What you have to do -
Report only the number of lines that hold the word "některých".

Material shown -
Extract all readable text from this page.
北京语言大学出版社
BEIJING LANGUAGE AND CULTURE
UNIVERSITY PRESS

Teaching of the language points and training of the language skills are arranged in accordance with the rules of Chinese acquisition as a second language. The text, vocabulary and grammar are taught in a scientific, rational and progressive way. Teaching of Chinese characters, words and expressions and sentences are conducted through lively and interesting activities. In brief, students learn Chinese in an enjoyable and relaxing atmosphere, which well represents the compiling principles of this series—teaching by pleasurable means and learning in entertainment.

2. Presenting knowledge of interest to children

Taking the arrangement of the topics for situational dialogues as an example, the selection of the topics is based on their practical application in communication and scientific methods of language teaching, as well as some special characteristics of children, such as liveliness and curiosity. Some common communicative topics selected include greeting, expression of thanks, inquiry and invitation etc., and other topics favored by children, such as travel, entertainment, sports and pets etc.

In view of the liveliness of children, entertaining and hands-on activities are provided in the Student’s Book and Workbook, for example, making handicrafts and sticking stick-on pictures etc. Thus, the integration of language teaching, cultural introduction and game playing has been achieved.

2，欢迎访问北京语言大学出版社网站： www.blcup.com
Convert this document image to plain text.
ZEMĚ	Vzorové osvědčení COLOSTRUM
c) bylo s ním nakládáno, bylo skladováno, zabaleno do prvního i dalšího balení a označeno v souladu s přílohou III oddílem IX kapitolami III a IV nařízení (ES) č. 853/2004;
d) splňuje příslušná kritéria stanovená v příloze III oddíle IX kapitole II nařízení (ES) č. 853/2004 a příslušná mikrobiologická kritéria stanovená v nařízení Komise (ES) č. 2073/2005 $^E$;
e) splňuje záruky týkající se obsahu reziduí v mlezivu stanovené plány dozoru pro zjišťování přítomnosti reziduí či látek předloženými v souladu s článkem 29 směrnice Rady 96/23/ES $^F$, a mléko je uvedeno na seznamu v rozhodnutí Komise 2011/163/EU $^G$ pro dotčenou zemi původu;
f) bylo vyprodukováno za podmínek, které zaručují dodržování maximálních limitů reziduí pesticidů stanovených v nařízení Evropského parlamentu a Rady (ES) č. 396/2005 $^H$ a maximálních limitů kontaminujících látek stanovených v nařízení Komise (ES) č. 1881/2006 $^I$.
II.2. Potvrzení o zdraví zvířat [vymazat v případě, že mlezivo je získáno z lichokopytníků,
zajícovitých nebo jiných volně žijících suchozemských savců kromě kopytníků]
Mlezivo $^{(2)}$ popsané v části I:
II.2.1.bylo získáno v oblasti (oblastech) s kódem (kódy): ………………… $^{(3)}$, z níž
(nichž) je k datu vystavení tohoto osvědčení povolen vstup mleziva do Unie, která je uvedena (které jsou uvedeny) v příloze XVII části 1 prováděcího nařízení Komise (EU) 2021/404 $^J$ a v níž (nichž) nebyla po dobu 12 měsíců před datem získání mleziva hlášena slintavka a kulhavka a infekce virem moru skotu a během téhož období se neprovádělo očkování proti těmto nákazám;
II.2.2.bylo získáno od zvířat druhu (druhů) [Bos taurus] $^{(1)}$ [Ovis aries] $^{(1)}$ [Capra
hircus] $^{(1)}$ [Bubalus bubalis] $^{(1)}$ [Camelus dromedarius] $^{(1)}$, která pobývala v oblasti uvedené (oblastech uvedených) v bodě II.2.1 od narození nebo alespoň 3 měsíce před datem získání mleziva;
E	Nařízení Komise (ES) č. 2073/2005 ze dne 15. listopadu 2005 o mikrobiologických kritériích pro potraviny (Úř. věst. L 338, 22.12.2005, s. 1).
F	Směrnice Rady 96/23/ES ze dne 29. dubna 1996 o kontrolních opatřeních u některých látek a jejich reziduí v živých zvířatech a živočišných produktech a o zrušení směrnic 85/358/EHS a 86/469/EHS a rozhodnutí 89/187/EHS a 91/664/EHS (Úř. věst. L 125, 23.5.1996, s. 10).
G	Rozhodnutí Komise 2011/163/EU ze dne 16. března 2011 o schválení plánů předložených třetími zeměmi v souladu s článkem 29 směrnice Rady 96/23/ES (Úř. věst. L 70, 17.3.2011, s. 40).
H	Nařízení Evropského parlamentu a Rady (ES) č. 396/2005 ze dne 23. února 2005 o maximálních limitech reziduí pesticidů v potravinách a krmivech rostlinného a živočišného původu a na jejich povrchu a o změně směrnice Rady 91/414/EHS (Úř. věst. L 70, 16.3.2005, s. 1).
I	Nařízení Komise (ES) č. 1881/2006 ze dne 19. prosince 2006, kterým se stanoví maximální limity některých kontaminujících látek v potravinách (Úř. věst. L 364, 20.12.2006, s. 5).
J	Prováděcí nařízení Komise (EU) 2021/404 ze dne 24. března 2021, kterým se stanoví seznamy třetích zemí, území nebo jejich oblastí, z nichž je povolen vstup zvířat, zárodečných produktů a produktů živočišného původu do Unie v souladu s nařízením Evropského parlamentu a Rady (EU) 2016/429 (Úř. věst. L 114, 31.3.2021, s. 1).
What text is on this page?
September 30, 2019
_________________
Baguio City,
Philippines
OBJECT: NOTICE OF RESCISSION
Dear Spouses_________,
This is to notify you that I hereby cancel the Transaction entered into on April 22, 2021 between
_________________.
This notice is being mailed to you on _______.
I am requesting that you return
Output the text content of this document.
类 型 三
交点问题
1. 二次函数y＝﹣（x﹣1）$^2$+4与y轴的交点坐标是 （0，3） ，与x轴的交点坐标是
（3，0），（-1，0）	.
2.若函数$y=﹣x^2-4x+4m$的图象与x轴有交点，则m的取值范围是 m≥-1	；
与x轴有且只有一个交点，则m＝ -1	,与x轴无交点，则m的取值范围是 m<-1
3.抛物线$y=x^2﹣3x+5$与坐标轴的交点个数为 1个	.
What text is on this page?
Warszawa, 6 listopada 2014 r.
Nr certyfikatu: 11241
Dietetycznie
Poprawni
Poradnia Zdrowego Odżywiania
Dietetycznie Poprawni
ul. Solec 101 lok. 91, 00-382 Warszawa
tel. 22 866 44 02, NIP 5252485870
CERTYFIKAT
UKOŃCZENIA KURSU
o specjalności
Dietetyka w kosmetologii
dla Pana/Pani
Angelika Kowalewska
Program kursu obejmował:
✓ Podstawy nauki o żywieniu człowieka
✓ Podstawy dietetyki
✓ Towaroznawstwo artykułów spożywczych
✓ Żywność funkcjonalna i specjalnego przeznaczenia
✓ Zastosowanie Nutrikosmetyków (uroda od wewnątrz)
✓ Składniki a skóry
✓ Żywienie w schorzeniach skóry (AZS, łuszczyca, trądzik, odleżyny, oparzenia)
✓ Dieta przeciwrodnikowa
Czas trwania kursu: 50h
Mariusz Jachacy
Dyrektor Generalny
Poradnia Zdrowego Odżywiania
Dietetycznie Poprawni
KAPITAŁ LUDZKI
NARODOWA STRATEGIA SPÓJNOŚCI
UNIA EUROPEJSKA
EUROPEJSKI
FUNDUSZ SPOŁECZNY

Reply to the task -
2